Stated exercise
Sort through the entries below and pull out lines containing the word "least".
# # # # # # #
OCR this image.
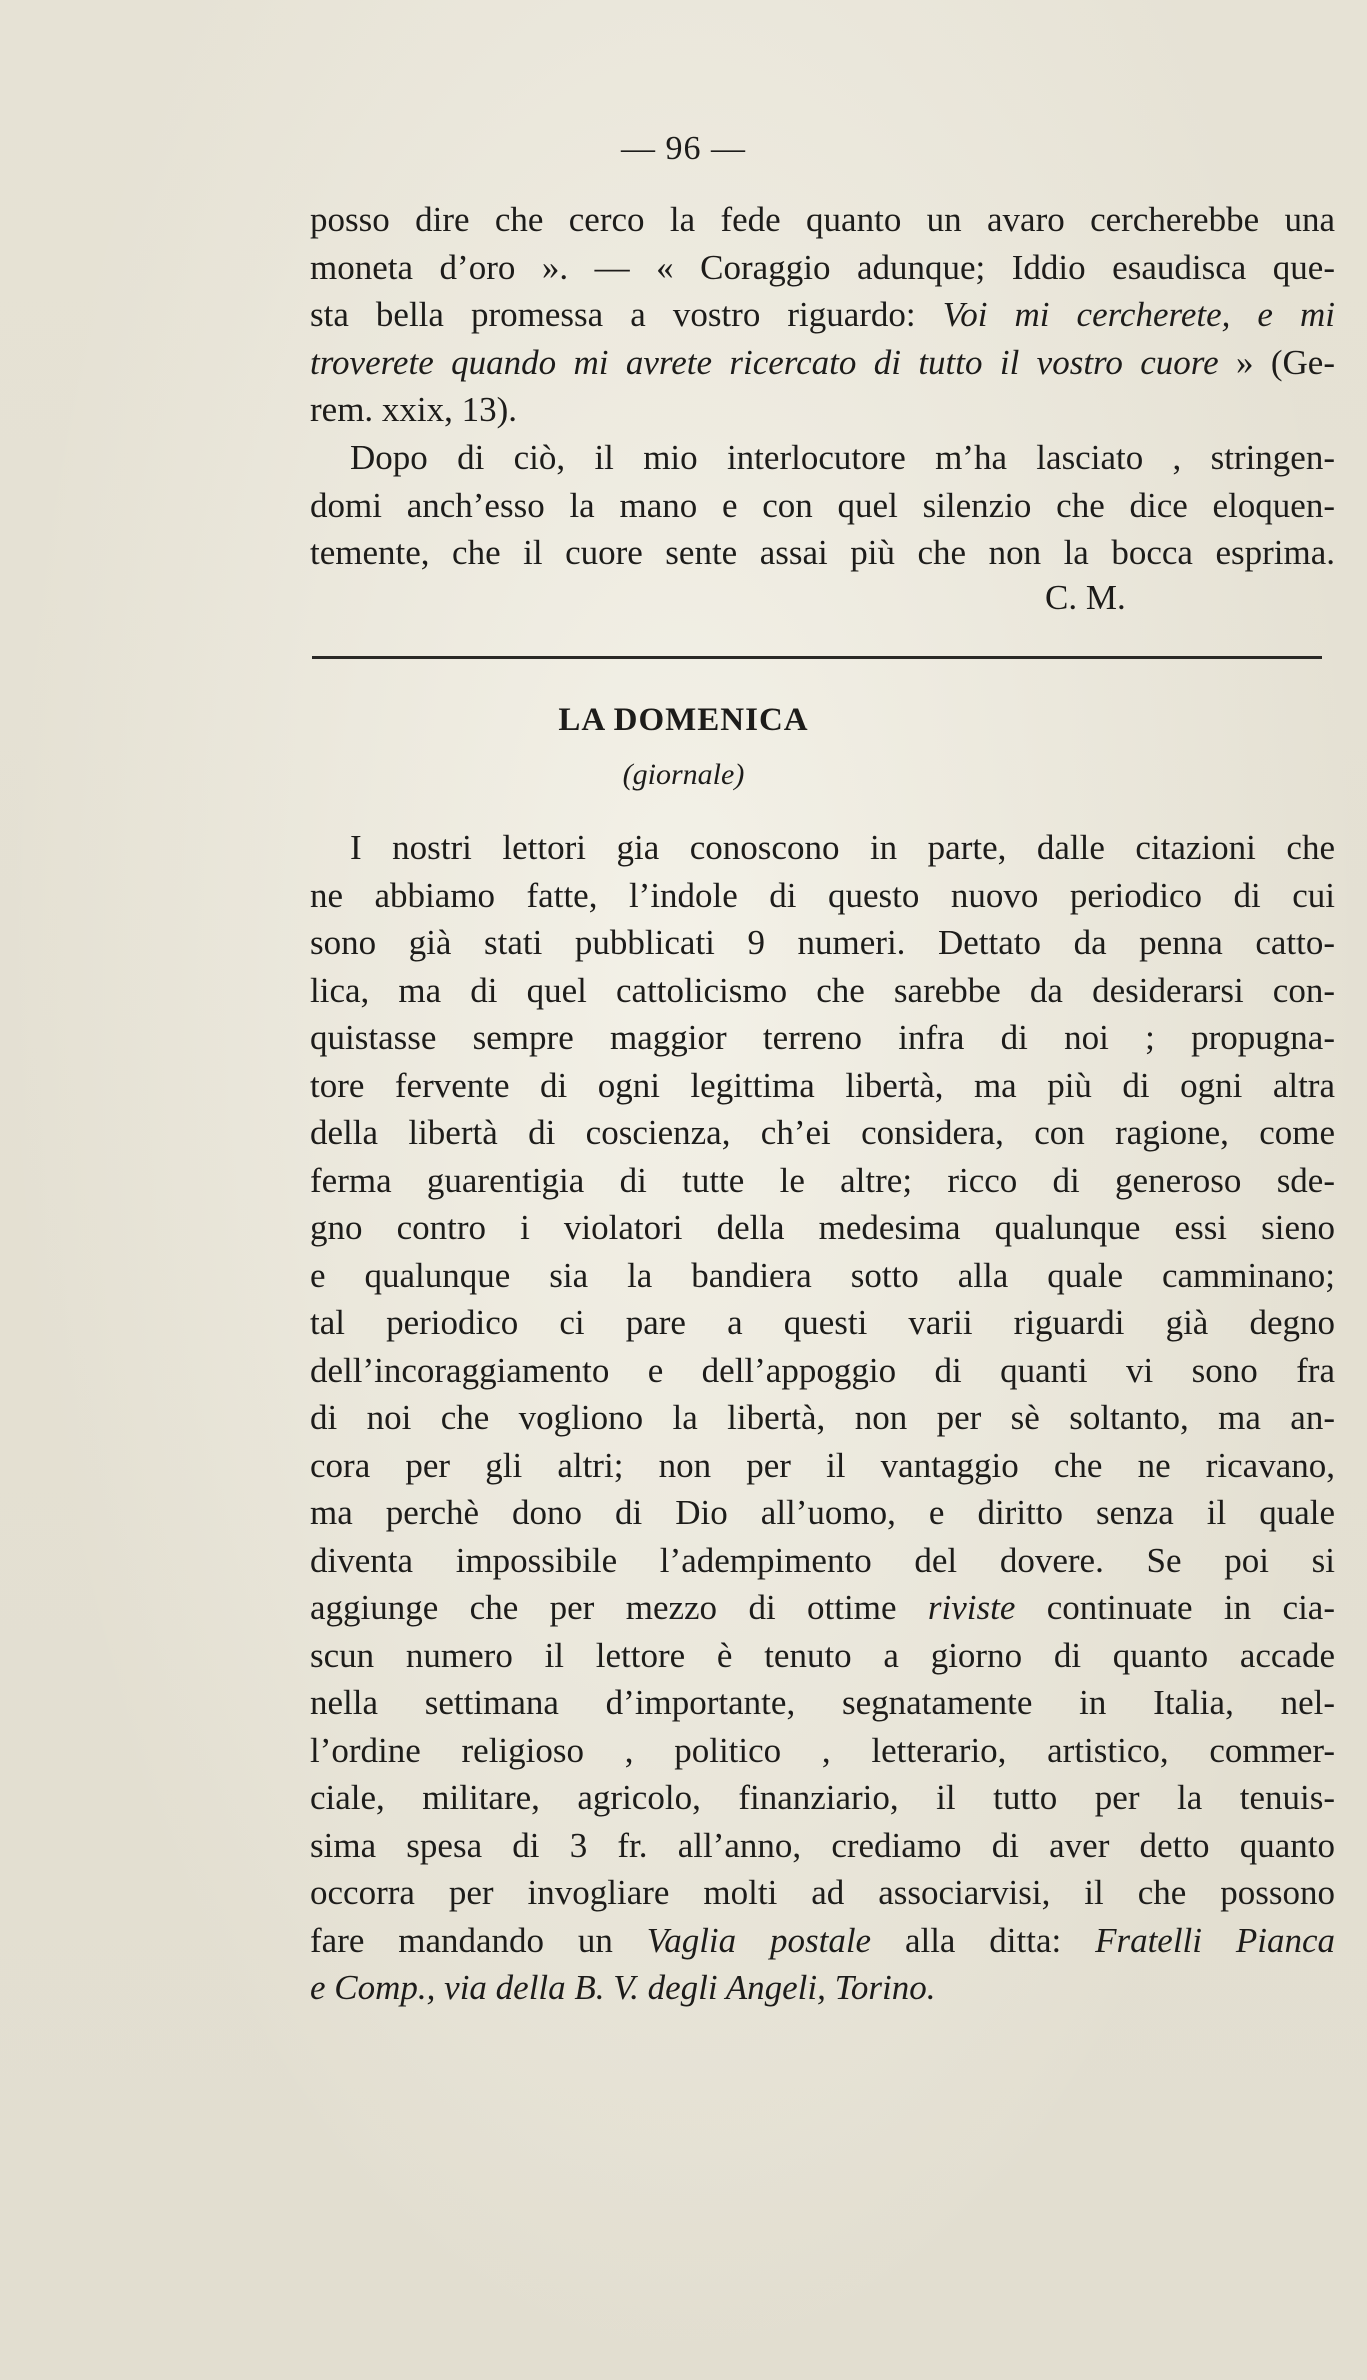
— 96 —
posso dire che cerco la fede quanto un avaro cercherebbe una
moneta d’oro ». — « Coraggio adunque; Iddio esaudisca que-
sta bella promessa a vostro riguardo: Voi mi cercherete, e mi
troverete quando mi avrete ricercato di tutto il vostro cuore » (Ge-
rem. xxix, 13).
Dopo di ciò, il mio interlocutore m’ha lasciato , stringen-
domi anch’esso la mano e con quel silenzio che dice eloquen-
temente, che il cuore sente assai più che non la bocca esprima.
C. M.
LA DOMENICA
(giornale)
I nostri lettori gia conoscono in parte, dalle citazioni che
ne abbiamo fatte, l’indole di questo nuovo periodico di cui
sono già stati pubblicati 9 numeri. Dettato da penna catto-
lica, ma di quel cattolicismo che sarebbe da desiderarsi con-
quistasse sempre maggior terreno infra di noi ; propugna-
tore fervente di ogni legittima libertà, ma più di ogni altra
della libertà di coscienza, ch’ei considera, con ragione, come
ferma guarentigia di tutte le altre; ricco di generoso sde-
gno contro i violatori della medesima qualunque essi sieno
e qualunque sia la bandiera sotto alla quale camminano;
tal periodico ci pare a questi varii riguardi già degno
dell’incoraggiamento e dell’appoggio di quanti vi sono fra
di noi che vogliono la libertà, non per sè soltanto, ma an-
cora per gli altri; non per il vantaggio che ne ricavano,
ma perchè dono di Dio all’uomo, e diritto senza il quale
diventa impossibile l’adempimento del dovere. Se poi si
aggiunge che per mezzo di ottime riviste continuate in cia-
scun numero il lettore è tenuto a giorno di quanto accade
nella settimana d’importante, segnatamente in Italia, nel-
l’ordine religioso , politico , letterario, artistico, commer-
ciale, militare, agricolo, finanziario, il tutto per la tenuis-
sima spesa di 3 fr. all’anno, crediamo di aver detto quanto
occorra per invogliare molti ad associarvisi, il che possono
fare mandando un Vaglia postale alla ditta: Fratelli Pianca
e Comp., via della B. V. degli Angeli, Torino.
# # # # # # #
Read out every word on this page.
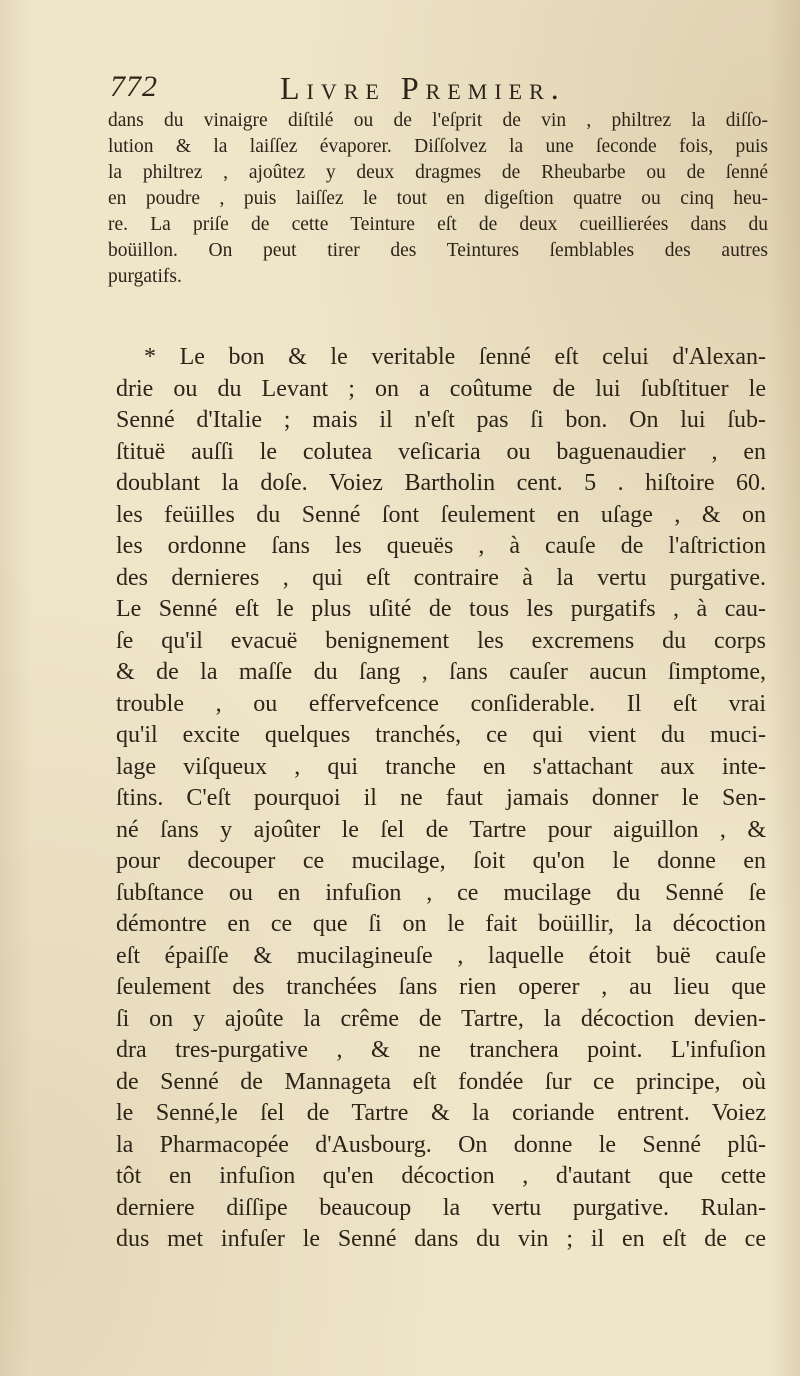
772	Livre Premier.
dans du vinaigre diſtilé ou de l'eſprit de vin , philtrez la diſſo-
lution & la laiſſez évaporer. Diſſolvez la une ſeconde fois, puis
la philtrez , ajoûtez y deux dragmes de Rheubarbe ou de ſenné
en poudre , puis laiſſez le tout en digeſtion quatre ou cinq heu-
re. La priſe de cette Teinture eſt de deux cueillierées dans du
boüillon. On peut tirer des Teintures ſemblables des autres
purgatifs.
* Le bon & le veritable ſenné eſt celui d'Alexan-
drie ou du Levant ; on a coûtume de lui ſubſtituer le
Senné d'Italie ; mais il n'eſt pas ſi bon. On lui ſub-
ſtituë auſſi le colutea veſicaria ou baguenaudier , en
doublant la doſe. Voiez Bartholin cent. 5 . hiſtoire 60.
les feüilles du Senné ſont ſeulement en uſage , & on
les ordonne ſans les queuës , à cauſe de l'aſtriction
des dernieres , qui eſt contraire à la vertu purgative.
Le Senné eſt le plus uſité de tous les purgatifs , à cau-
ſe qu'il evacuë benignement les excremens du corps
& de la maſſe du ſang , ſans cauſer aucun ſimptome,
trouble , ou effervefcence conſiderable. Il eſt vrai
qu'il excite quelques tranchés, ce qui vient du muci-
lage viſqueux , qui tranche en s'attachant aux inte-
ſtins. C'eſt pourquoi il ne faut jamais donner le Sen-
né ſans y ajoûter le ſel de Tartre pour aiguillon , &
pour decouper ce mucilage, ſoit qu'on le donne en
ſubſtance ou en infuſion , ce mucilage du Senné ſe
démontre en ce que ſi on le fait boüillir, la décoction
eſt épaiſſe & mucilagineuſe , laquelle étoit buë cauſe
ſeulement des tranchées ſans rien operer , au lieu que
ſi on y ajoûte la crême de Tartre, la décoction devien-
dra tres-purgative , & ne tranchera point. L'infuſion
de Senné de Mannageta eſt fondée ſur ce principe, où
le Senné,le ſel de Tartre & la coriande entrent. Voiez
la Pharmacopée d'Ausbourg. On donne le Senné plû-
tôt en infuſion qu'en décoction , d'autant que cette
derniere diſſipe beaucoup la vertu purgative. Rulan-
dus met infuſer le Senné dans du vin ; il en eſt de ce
# # # # # # #
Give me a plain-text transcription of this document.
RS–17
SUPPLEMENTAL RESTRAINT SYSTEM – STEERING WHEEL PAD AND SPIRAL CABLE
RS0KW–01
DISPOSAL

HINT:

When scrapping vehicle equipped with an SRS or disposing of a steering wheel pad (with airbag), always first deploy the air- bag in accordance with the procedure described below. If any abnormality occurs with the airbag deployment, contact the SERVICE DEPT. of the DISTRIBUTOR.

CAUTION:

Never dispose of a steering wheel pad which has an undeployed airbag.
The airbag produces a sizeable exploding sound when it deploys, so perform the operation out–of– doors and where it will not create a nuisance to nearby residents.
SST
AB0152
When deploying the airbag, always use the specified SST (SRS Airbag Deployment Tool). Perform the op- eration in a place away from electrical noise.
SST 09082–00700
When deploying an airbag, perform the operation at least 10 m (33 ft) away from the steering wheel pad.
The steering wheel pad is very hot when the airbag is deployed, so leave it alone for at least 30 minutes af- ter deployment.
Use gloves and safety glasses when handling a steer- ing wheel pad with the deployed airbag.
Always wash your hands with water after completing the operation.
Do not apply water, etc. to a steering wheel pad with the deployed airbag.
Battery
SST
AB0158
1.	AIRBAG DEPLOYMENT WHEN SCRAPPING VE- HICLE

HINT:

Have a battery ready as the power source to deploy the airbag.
# # # # # # #
Answer to this task
When deploying an airbag, perform the operation at least 10 m (33 ft) away from the steering wheel pad.
The steering wheel pad is very hot when the airbag is deployed, so leave it alone for at least 30 minutes af- ter deployment.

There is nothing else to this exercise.